[Extracted data entries]
↓
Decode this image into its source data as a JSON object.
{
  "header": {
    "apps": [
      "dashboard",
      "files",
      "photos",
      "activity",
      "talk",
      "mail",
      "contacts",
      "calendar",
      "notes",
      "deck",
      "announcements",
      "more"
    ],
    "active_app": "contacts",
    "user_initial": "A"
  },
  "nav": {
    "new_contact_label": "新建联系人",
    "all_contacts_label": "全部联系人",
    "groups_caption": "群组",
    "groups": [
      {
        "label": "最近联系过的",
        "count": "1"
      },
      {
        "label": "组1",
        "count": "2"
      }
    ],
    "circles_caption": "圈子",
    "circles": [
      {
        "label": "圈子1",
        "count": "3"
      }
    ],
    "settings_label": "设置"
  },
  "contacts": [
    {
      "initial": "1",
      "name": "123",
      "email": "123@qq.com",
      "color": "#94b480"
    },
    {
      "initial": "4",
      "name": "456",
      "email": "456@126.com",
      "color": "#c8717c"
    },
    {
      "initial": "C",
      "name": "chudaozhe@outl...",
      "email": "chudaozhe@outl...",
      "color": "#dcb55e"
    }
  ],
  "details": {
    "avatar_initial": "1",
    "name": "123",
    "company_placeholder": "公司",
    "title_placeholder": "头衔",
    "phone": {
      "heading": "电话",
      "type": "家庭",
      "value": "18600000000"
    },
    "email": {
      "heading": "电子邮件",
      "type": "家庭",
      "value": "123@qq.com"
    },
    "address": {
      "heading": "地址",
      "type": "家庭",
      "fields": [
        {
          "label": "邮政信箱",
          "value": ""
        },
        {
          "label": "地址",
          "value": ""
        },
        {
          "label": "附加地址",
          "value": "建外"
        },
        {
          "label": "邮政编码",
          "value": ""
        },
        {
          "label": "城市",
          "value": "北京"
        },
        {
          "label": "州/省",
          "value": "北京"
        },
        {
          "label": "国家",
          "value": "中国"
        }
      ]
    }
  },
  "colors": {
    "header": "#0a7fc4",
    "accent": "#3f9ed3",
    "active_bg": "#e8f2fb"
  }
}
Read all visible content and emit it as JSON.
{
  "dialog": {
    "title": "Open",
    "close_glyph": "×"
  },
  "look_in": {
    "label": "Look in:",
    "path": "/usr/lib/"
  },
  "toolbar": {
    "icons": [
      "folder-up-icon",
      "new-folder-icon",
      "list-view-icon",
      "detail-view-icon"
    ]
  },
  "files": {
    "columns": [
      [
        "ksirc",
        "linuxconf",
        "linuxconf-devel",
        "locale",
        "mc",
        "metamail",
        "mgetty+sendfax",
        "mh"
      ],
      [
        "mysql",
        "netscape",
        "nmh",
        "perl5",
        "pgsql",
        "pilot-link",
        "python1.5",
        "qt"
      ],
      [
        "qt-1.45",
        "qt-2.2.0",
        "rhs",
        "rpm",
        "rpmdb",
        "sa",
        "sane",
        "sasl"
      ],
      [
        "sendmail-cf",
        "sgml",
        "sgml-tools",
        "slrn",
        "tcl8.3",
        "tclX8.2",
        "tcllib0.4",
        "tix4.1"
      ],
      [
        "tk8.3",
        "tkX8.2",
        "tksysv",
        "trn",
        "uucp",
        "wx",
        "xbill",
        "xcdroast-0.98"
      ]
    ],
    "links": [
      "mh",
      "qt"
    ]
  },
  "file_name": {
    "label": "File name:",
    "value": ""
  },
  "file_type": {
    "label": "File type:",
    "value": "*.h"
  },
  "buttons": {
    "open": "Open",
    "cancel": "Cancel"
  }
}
↑
→ Set exercise:
Each record above should be restated word for word.

→ Exercise response:
Decode this image into its source data as a JSON object.
{
  "header": {
    "apps": [
      "dashboard",
      "files",
      "photos",
      "activity",
      "talk",
      "mail",
      "contacts",
      "calendar",
      "notes",
      "deck",
      "announcements",
      "more"
    ],
    "active_app": "contacts",
    "user_initial": "A"
  },
  "nav": {
    "new_contact_label": "新建联系人",
    "all_contacts_label": "全部联系人",
    "groups_caption": "群组",
    "groups": [
      {
        "label": "最近联系过的",
        "count": "1"
      },
      {
        "label": "组1",
        "count": "2"
      }
    ],
    "circles_caption": "圈子",
    "circles": [
      {
        "label": "圈子1",
        "count": "3"
      }
    ],
    "settings_label": "设置"
  },
  "contacts": [
    {
      "initial": "1",
      "name": "123",
      "email": "123@qq.com",
      "color": "#94b480"
    },
    {
      "initial": "4",
      "name": "456",
      "email": "456@126.com",
      "color": "#c8717c"
    },
    {
      "initial": "C",
      "name": "chudaozhe@outl...",
      "email": "chudaozhe@outl...",
      "color": "#dcb55e"
    }
  ],
  "details": {
    "avatar_initial": "1",
    "name": "123",
    "company_placeholder": "公司",
    "title_placeholder": "头衔",
    "phone": {
      "heading": "电话",
      "type": "家庭",
      "value": "18600000000"
    },
    "email": {
      "heading": "电子邮件",
      "type": "家庭",
      "value": "123@qq.com"
    },
    "address": {
      "heading": "地址",
      "type": "家庭",
      "fields": [
        {
          "label": "邮政信箱",
          "value": ""
        },
        {
          "label": "地址",
          "value": ""
        },
        {
          "label": "附加地址",
          "value": "建外"
        },
        {
          "label": "邮政编码",
          "value": ""
        },
        {
          "label": "城市",
          "value": "北京"
        },
        {
          "label": "州/省",
          "value": "北京"
        },
        {
          "label": "国家",
          "value": "中国"
        }
      ]
    }
  },
  "colors": {
    "header": "#0a7fc4",
    "accent": "#3f9ed3",
    "active_bg": "#e8f2fb"
  }
}
Read all visible content and emit it as JSON.
{
  "dialog": {
    "title": "Open",
    "close_glyph": "×"
  },
  "look_in": {
    "label": "Look in:",
    "path": "/usr/lib/"
  },
  "toolbar": {
    "icons": [
      "folder-up-icon",
      "new-folder-icon",
      "list-view-icon",
      "detail-view-icon"
    ]
  },
  "files": {
    "columns": [
      [
        "ksirc",
        "linuxconf",
        "linuxconf-devel",
        "locale",
        "mc",
        "metamail",
        "mgetty+sendfax",
        "mh"
      ],
      [
        "mysql",
        "netscape",
        "nmh",
        "perl5",
        "pgsql",
        "pilot-link",
        "python1.5",
        "qt"
      ],
      [
        "qt-1.45",
        "qt-2.2.0",
        "rhs",
        "rpm",
        "rpmdb",
        "sa",
        "sane",
        "sasl"
      ],
      [
        "sendmail-cf",
        "sgml",
        "sgml-tools",
        "slrn",
        "tcl8.3",
        "tclX8.2",
        "tcllib0.4",
        "tix4.1"
      ],
      [
        "tk8.3",
        "tkX8.2",
        "tksysv",
        "trn",
        "uucp",
        "wx",
        "xbill",
        "xcdroast-0.98"
      ]
    ],
    "links": [
      "mh",
      "qt"
    ]
  },
  "file_name": {
    "label": "File name:",
    "value": ""
  },
  "file_type": {
    "label": "File type:",
    "value": "*.h"
  },
  "buttons": {
    "open": "Open",
    "cancel": "Cancel"
  }
}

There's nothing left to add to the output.